+++ RECORDS TO USE

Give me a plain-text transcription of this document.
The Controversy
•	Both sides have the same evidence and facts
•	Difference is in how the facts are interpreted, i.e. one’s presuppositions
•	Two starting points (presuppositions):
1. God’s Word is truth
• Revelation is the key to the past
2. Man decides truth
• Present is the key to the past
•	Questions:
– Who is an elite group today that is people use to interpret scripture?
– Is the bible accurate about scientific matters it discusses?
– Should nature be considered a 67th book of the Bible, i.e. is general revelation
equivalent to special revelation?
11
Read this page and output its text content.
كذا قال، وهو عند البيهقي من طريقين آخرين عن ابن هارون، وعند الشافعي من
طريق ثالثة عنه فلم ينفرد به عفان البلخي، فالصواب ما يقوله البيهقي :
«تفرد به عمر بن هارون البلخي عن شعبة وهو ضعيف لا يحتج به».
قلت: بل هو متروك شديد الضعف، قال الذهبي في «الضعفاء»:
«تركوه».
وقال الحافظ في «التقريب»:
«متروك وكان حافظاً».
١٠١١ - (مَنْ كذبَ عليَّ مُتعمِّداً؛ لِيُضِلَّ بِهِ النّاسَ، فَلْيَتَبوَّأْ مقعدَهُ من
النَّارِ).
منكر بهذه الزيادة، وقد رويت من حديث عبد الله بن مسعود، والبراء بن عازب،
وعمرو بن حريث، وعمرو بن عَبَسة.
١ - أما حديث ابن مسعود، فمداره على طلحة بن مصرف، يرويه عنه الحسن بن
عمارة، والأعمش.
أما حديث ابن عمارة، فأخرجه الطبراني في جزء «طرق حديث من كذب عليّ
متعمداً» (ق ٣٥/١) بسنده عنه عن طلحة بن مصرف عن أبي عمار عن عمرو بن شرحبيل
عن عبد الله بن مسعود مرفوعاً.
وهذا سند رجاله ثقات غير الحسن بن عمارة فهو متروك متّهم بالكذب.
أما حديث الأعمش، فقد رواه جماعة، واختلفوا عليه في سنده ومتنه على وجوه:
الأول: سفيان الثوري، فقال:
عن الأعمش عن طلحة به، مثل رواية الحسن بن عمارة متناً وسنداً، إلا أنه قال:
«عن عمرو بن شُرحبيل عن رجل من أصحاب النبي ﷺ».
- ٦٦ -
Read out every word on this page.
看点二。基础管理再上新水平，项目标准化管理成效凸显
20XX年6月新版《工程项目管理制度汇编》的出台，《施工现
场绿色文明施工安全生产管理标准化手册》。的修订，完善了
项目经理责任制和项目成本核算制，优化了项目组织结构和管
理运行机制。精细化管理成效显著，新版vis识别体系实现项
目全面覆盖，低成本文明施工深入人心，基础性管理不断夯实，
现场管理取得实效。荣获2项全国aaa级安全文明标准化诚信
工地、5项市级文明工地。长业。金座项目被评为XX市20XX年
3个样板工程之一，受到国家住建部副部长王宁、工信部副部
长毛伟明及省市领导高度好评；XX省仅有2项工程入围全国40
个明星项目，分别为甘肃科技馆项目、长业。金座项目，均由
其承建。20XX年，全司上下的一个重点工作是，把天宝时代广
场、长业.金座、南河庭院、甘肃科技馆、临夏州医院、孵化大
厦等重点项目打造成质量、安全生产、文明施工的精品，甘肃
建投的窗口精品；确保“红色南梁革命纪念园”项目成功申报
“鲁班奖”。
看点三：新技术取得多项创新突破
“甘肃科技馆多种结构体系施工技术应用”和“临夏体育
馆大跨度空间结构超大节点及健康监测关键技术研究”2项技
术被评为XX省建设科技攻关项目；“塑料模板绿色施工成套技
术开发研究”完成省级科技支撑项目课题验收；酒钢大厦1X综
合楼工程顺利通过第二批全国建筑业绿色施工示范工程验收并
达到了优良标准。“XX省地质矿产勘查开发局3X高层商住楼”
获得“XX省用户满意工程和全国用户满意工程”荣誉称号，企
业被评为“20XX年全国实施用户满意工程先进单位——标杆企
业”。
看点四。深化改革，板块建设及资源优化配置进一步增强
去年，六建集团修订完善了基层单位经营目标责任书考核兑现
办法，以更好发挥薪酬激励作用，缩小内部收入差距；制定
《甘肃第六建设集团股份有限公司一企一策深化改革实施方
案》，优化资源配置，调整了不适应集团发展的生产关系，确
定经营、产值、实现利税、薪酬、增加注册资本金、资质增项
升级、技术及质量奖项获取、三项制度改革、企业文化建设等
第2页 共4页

++++++

* _AIM_
Repeat the listing above without any change.

* _ANSWER TO THIS PROBLEM_
Give me a plain-text transcription of this document.
The Controversy
•	Both sides have the same evidence and facts
•	Difference is in how the facts are interpreted, i.e. one’s presuppositions
•	Two starting points (presuppositions):
1. God’s Word is truth
• Revelation is the key to the past
2. Man decides truth
• Present is the key to the past
•	Questions:
– Who is an elite group today that is people use to interpret scripture?
– Is the bible accurate about scientific matters it discusses?
– Should nature be considered a 67th book of the Bible, i.e. is general revelation
equivalent to special revelation?
11
Read this page and output its text content.
كذا قال، وهو عند البيهقي من طريقين آخرين عن ابن هارون، وعند الشافعي من
طريق ثالثة عنه فلم ينفرد به عفان البلخي، فالصواب ما يقوله البيهقي :
«تفرد به عمر بن هارون البلخي عن شعبة وهو ضعيف لا يحتج به».
قلت: بل هو متروك شديد الضعف، قال الذهبي في «الضعفاء»:
«تركوه».
وقال الحافظ في «التقريب»:
«متروك وكان حافظاً».
١٠١١ - (مَنْ كذبَ عليَّ مُتعمِّداً؛ لِيُضِلَّ بِهِ النّاسَ، فَلْيَتَبوَّأْ مقعدَهُ من
النَّارِ).
منكر بهذه الزيادة، وقد رويت من حديث عبد الله بن مسعود، والبراء بن عازب،
وعمرو بن حريث، وعمرو بن عَبَسة.
١ - أما حديث ابن مسعود، فمداره على طلحة بن مصرف، يرويه عنه الحسن بن
عمارة، والأعمش.
أما حديث ابن عمارة، فأخرجه الطبراني في جزء «طرق حديث من كذب عليّ
متعمداً» (ق ٣٥/١) بسنده عنه عن طلحة بن مصرف عن أبي عمار عن عمرو بن شرحبيل
عن عبد الله بن مسعود مرفوعاً.
وهذا سند رجاله ثقات غير الحسن بن عمارة فهو متروك متّهم بالكذب.
أما حديث الأعمش، فقد رواه جماعة، واختلفوا عليه في سنده ومتنه على وجوه:
الأول: سفيان الثوري، فقال:
عن الأعمش عن طلحة به، مثل رواية الحسن بن عمارة متناً وسنداً، إلا أنه قال:
«عن عمرو بن شُرحبيل عن رجل من أصحاب النبي ﷺ».
- ٦٦ -
Read out every word on this page.
看点二。基础管理再上新水平，项目标准化管理成效凸显
20XX年6月新版《工程项目管理制度汇编》的出台，《施工现
场绿色文明施工安全生产管理标准化手册》。的修订，完善了
项目经理责任制和项目成本核算制，优化了项目组织结构和管
理运行机制。精细化管理成效显著，新版vis识别体系实现项
目全面覆盖，低成本文明施工深入人心，基础性管理不断夯实，
现场管理取得实效。荣获2项全国aaa级安全文明标准化诚信
工地、5项市级文明工地。长业。金座项目被评为XX市20XX年
3个样板工程之一，受到国家住建部副部长王宁、工信部副部
长毛伟明及省市领导高度好评；XX省仅有2项工程入围全国40
个明星项目，分别为甘肃科技馆项目、长业。金座项目，均由
其承建。20XX年，全司上下的一个重点工作是，把天宝时代广
场、长业.金座、南河庭院、甘肃科技馆、临夏州医院、孵化大
厦等重点项目打造成质量、安全生产、文明施工的精品，甘肃
建投的窗口精品；确保“红色南梁革命纪念园”项目成功申报
“鲁班奖”。
看点三：新技术取得多项创新突破
“甘肃科技馆多种结构体系施工技术应用”和“临夏体育
馆大跨度空间结构超大节点及健康监测关键技术研究”2项技
术被评为XX省建设科技攻关项目；“塑料模板绿色施工成套技
术开发研究”完成省级科技支撑项目课题验收；酒钢大厦1X综
合楼工程顺利通过第二批全国建筑业绿色施工示范工程验收并
达到了优良标准。“XX省地质矿产勘查开发局3X高层商住楼”
获得“XX省用户满意工程和全国用户满意工程”荣誉称号，企
业被评为“20XX年全国实施用户满意工程先进单位——标杆企
业”。
看点四。深化改革，板块建设及资源优化配置进一步增强
去年，六建集团修订完善了基层单位经营目标责任书考核兑现
办法，以更好发挥薪酬激励作用，缩小内部收入差距；制定
《甘肃第六建设集团股份有限公司一企一策深化改革实施方
案》，优化资源配置，调整了不适应集团发展的生产关系，确
定经营、产值、实现利税、薪酬、增加注册资本金、资质增项
升级、技术及质量奖项获取、三项制度改革、企业文化建设等
第2页 共4页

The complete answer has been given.